TO DO: In the records below, find each line containing the word "Testing" and copy it.

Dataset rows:
----

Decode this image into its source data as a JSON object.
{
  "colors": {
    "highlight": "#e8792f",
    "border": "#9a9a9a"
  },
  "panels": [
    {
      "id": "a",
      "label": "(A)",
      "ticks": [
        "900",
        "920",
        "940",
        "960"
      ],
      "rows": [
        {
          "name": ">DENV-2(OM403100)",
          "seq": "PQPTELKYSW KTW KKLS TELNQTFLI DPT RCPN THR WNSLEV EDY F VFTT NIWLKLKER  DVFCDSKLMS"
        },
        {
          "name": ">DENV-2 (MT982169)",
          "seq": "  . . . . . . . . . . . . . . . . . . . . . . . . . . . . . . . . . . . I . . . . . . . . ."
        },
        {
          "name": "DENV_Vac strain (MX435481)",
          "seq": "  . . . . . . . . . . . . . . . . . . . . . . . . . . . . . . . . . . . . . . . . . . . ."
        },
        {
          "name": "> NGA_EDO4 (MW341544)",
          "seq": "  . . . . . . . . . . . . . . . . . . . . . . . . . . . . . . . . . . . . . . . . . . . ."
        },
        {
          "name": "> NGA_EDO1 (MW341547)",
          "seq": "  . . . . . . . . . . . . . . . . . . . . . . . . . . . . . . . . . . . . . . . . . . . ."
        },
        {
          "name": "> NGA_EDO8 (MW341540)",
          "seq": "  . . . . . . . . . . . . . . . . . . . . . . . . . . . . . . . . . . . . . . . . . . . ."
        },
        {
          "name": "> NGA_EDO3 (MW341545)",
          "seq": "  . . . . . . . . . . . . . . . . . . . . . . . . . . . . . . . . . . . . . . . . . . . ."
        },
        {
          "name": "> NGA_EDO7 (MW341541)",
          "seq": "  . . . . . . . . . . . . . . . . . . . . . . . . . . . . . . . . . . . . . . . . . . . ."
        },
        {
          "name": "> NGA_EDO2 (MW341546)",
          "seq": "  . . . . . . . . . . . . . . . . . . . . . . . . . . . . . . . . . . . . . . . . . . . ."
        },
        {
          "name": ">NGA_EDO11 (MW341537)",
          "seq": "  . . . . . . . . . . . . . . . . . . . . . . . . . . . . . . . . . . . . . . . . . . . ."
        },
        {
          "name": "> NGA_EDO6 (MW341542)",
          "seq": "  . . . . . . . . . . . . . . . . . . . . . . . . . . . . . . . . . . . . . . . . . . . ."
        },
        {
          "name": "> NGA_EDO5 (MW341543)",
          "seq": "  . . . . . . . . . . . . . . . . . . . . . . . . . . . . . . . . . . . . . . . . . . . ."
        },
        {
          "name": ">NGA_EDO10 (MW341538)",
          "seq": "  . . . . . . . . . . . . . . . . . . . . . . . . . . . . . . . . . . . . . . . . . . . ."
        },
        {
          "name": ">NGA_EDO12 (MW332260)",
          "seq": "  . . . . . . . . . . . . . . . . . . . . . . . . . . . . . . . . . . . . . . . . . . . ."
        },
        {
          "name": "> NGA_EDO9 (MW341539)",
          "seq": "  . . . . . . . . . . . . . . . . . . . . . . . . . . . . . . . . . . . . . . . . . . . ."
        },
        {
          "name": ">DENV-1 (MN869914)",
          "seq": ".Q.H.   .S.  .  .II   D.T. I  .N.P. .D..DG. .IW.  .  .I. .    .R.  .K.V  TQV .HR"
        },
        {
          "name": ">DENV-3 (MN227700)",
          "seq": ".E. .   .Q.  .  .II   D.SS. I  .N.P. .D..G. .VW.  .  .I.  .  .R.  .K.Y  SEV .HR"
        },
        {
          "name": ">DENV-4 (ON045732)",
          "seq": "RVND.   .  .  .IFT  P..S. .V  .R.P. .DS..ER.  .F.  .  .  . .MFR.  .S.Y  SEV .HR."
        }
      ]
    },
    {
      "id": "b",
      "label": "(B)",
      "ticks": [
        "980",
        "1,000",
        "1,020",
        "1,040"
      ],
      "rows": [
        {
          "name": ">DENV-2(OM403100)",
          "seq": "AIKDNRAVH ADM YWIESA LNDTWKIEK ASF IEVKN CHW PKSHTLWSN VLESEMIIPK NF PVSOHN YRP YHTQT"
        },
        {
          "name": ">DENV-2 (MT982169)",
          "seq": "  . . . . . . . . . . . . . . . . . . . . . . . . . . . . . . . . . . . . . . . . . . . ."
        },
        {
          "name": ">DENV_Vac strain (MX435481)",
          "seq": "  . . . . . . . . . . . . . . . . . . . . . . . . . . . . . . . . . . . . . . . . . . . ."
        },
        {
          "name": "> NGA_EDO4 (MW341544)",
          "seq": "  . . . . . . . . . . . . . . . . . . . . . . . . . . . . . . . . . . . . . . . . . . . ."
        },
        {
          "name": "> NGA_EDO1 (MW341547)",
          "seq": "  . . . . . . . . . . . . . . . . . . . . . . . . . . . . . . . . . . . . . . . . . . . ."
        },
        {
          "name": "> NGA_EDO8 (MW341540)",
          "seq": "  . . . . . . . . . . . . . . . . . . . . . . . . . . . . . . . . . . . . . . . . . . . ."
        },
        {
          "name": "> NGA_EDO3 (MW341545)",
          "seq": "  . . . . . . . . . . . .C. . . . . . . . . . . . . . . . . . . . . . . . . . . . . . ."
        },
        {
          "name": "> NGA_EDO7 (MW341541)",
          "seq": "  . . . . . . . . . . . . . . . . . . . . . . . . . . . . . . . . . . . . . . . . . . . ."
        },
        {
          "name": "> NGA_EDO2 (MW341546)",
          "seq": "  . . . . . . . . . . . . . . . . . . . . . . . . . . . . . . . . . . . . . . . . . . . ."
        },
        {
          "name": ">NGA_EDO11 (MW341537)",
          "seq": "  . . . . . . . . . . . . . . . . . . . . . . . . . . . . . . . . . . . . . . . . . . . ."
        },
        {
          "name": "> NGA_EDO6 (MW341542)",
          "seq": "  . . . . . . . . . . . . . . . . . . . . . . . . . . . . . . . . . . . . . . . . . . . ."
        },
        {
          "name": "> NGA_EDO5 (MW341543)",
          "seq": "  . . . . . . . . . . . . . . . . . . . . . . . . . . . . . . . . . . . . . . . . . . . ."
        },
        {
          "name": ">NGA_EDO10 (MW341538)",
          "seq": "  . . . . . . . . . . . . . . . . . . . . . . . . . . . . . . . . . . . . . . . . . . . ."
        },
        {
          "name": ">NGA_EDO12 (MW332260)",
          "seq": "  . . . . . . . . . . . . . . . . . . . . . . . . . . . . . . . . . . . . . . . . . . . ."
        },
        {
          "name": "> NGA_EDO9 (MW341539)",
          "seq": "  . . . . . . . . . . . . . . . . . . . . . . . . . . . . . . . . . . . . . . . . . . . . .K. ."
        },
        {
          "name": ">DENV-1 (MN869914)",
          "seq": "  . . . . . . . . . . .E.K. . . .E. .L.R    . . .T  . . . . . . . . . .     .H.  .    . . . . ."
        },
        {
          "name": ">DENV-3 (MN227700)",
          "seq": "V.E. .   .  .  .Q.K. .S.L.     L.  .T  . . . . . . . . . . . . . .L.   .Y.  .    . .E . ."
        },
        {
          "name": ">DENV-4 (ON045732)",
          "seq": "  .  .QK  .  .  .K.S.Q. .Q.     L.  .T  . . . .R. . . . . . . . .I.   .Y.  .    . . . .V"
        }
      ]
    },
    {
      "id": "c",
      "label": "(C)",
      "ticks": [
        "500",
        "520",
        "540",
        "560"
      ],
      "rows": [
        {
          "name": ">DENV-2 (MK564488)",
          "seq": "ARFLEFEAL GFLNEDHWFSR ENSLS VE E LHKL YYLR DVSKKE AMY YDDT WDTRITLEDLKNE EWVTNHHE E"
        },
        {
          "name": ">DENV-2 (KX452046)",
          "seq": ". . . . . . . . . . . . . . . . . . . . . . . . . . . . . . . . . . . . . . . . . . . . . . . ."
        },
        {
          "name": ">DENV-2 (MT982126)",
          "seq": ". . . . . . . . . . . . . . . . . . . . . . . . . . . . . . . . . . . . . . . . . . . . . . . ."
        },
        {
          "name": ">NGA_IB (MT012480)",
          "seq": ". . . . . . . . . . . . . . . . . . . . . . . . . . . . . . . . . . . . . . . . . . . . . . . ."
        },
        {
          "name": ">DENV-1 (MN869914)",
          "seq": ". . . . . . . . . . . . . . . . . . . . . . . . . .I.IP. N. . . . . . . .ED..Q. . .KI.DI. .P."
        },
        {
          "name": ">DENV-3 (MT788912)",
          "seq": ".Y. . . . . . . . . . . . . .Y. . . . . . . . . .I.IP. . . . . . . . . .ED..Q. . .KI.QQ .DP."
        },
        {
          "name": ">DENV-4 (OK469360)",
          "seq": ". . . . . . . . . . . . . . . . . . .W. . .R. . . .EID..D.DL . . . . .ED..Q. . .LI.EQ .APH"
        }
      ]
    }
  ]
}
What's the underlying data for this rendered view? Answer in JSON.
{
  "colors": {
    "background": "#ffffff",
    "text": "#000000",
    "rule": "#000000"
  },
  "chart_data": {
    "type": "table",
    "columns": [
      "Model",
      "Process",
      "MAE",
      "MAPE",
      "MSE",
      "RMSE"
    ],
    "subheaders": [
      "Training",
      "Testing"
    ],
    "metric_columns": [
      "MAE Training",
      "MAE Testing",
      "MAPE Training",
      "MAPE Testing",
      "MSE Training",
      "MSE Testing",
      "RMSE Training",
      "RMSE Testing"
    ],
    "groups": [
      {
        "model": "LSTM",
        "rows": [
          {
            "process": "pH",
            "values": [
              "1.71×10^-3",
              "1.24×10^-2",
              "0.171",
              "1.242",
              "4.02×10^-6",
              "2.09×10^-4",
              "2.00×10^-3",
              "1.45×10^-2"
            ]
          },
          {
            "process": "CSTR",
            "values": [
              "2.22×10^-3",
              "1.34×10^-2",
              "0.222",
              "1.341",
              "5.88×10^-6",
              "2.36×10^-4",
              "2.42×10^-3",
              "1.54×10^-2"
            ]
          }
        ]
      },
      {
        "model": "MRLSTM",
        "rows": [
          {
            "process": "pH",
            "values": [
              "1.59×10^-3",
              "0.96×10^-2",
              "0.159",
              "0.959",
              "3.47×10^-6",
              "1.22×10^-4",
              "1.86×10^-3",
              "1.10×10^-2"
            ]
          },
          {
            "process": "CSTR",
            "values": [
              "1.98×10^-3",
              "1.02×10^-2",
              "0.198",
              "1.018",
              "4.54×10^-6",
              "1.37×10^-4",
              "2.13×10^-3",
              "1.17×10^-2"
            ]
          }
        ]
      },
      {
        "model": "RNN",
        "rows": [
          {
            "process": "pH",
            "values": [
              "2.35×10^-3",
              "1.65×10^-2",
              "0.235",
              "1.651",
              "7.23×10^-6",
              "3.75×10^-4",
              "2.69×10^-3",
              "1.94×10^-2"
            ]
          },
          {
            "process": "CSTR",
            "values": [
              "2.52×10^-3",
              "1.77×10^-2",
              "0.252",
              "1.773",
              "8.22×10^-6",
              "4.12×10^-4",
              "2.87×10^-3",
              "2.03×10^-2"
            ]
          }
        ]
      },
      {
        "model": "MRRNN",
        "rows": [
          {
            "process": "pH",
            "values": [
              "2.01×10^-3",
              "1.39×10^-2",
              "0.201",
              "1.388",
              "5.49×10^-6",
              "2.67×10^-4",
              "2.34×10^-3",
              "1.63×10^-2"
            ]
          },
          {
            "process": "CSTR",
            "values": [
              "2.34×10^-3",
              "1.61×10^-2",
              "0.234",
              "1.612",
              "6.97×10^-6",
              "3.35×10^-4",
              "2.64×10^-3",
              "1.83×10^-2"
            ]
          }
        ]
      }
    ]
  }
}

----

CORRECT ANSWER:
      "Testing"
      "MAE Testing",
      "MAPE Testing",
      "MSE Testing",
      "RMSE Testing"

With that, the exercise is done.